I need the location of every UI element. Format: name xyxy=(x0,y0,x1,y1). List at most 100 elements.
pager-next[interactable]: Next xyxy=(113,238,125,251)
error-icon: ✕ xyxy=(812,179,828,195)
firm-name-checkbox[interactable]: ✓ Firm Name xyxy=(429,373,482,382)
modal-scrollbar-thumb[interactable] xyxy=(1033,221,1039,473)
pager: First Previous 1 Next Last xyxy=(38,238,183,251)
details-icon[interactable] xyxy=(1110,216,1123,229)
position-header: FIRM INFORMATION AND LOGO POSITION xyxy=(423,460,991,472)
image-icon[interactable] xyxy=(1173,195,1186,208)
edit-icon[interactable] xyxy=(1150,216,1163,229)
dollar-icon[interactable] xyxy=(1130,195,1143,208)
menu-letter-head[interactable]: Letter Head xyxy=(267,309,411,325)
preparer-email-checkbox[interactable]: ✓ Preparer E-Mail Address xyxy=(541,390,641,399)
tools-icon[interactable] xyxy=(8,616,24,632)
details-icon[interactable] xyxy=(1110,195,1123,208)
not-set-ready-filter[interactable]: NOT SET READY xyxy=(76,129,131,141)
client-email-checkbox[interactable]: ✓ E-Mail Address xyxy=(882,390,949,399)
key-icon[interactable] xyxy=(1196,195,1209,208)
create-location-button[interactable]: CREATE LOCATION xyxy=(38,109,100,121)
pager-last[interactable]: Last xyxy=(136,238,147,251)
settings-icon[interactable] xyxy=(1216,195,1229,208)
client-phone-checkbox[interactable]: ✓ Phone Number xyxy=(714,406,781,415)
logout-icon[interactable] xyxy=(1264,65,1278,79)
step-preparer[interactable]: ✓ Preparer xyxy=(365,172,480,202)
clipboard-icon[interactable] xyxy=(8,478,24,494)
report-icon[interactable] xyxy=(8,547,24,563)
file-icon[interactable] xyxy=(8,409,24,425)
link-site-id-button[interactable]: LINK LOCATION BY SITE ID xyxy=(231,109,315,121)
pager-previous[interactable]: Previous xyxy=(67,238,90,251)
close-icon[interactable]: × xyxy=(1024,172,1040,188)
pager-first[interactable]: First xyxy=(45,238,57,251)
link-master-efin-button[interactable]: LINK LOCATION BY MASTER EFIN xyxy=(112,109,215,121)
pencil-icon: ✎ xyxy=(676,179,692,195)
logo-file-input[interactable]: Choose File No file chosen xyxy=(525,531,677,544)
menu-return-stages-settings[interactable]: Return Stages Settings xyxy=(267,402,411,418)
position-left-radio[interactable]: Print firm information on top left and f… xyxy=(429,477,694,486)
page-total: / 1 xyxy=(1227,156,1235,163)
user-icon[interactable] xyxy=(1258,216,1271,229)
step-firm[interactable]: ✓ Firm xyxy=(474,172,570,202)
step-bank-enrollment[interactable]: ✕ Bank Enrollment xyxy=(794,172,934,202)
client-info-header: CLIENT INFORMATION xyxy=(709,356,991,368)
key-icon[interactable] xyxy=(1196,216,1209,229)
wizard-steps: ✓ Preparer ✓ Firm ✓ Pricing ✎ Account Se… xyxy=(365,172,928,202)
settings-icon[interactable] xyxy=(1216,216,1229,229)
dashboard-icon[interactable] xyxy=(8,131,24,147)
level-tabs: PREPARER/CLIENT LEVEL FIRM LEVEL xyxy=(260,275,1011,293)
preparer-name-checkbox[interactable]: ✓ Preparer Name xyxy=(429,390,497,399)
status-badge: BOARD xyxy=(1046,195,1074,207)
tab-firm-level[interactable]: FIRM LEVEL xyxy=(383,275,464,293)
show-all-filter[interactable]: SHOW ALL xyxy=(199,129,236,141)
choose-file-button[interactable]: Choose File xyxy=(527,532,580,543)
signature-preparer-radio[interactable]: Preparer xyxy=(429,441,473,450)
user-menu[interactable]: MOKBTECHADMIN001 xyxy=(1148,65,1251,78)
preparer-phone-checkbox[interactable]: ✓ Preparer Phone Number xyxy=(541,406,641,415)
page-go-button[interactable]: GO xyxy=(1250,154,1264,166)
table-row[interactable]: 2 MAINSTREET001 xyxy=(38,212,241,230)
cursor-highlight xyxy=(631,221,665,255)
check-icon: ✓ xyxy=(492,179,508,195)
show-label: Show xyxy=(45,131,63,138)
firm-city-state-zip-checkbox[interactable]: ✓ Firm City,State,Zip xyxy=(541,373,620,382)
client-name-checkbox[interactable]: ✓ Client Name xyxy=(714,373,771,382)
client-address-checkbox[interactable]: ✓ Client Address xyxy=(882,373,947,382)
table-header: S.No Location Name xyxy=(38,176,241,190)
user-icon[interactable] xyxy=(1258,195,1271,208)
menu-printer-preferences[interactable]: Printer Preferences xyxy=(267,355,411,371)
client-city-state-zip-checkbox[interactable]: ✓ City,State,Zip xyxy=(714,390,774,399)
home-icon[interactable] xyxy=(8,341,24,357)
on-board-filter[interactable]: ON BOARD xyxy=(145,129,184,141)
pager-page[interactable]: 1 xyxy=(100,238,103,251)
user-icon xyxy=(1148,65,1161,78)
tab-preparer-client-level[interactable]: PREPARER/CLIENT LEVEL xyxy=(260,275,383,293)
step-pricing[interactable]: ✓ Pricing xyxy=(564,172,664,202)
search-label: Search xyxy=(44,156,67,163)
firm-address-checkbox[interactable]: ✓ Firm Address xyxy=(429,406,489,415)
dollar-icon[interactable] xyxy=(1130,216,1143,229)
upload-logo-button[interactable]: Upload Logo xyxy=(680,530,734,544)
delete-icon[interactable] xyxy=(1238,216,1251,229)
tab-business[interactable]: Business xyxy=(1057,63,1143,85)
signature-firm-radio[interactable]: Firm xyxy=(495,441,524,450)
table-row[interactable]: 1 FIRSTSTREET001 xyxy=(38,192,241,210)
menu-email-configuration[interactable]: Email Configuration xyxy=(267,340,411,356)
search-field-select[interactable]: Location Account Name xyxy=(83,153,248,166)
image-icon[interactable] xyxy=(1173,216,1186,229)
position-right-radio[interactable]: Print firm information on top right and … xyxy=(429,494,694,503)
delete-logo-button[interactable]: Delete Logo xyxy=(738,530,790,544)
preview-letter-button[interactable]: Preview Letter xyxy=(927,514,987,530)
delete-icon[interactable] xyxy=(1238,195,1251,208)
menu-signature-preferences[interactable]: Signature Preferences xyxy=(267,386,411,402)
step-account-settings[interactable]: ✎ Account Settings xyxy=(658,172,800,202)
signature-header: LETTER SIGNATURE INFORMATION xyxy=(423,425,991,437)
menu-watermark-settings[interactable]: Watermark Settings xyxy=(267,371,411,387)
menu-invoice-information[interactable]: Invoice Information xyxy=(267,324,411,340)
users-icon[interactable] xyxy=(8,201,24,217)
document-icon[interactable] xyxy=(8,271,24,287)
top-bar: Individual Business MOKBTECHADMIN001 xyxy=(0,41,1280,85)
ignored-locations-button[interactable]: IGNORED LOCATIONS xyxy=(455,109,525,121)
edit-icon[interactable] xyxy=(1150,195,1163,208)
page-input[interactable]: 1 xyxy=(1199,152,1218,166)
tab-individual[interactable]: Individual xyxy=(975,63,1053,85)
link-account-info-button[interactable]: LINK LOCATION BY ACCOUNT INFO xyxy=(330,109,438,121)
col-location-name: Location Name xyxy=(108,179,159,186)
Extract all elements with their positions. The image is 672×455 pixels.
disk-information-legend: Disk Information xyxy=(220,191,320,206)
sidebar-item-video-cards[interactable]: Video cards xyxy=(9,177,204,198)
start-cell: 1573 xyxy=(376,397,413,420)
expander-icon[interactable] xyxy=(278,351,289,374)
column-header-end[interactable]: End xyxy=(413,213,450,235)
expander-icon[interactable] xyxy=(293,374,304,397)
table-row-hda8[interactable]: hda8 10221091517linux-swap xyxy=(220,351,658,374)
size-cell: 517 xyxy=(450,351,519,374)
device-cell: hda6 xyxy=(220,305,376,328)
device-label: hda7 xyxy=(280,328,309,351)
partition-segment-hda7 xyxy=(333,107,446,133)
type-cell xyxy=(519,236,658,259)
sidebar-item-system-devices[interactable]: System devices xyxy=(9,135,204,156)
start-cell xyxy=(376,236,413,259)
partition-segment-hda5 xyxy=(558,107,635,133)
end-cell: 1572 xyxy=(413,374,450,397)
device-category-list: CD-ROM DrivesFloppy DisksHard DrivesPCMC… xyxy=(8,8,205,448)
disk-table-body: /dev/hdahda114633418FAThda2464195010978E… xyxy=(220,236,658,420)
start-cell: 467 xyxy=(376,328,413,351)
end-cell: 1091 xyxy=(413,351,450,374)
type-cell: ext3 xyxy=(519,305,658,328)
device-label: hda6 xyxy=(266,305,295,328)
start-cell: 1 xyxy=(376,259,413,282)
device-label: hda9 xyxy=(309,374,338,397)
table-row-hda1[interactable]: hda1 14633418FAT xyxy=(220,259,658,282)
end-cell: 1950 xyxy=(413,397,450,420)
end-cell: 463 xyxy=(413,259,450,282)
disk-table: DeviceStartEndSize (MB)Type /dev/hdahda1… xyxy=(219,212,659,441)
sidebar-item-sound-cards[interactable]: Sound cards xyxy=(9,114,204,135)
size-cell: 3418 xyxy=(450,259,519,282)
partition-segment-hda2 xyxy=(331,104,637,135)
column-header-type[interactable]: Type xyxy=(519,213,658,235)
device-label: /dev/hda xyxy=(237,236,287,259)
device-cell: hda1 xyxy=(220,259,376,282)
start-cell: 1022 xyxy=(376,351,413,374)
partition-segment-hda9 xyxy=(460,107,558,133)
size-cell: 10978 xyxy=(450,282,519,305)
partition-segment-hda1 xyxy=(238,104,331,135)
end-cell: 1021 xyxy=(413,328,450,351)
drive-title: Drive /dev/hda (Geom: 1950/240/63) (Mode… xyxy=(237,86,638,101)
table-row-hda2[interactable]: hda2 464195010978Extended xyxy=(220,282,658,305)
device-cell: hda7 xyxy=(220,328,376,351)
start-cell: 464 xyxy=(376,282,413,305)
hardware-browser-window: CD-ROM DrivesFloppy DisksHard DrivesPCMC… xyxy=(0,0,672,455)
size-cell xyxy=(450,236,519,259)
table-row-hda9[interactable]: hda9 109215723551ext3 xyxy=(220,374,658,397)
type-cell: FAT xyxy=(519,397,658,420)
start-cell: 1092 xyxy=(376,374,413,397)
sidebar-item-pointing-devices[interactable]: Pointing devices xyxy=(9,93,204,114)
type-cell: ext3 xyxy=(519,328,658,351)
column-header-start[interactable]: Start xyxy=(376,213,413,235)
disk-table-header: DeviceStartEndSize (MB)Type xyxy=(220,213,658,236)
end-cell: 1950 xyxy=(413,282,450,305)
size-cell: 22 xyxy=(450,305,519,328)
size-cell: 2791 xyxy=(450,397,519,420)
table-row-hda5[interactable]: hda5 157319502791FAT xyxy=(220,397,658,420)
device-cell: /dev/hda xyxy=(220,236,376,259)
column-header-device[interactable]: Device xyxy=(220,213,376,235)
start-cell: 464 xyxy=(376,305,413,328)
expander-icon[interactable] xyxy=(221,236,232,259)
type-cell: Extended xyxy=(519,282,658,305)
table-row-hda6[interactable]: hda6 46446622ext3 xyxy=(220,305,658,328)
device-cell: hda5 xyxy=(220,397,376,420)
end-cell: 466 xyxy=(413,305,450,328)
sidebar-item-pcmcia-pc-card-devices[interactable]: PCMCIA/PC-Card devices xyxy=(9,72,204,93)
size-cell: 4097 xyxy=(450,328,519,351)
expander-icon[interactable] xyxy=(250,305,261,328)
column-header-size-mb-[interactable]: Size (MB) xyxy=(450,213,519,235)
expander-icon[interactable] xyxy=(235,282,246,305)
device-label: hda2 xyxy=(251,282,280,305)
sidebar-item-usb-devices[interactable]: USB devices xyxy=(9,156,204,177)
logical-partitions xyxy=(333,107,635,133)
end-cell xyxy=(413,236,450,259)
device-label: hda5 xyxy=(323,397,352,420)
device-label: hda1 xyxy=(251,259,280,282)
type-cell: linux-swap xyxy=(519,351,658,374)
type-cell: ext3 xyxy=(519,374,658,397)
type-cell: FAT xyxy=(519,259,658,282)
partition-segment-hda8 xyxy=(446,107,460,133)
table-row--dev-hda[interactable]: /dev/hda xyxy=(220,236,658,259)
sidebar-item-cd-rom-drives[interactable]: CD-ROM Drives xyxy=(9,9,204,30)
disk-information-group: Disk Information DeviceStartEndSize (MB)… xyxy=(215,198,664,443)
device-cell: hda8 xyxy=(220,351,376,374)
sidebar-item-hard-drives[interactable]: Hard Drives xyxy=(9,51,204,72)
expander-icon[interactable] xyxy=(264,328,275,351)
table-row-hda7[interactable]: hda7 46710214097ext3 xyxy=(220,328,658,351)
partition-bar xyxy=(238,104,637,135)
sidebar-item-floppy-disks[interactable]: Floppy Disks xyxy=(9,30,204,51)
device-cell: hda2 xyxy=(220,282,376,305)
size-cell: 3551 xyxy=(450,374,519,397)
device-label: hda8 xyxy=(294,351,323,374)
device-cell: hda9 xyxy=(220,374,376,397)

[Exercise details]:
Copy out the data word for word, from its first line down to and including the line that contains "settings-icon[interactable] xyxy=(1216,195,1229,208)".

[Reply]:
I need the location of every UI element. Format: name xyxy=(x0,y0,x1,y1). List at most 100 elements.
pager-next[interactable]: Next xyxy=(113,238,125,251)
error-icon: ✕ xyxy=(812,179,828,195)
firm-name-checkbox[interactable]: ✓ Firm Name xyxy=(429,373,482,382)
modal-scrollbar-thumb[interactable] xyxy=(1033,221,1039,473)
pager: First Previous 1 Next Last xyxy=(38,238,183,251)
details-icon[interactable] xyxy=(1110,216,1123,229)
position-header: FIRM INFORMATION AND LOGO POSITION xyxy=(423,460,991,472)
image-icon[interactable] xyxy=(1173,195,1186,208)
edit-icon[interactable] xyxy=(1150,216,1163,229)
dollar-icon[interactable] xyxy=(1130,195,1143,208)
menu-letter-head[interactable]: Letter Head xyxy=(267,309,411,325)
preparer-email-checkbox[interactable]: ✓ Preparer E-Mail Address xyxy=(541,390,641,399)
tools-icon[interactable] xyxy=(8,616,24,632)
details-icon[interactable] xyxy=(1110,195,1123,208)
not-set-ready-filter[interactable]: NOT SET READY xyxy=(76,129,131,141)
client-email-checkbox[interactable]: ✓ E-Mail Address xyxy=(882,390,949,399)
key-icon[interactable] xyxy=(1196,195,1209,208)
create-location-button[interactable]: CREATE LOCATION xyxy=(38,109,100,121)
pager-last[interactable]: Last xyxy=(136,238,147,251)
settings-icon[interactable] xyxy=(1216,195,1229,208)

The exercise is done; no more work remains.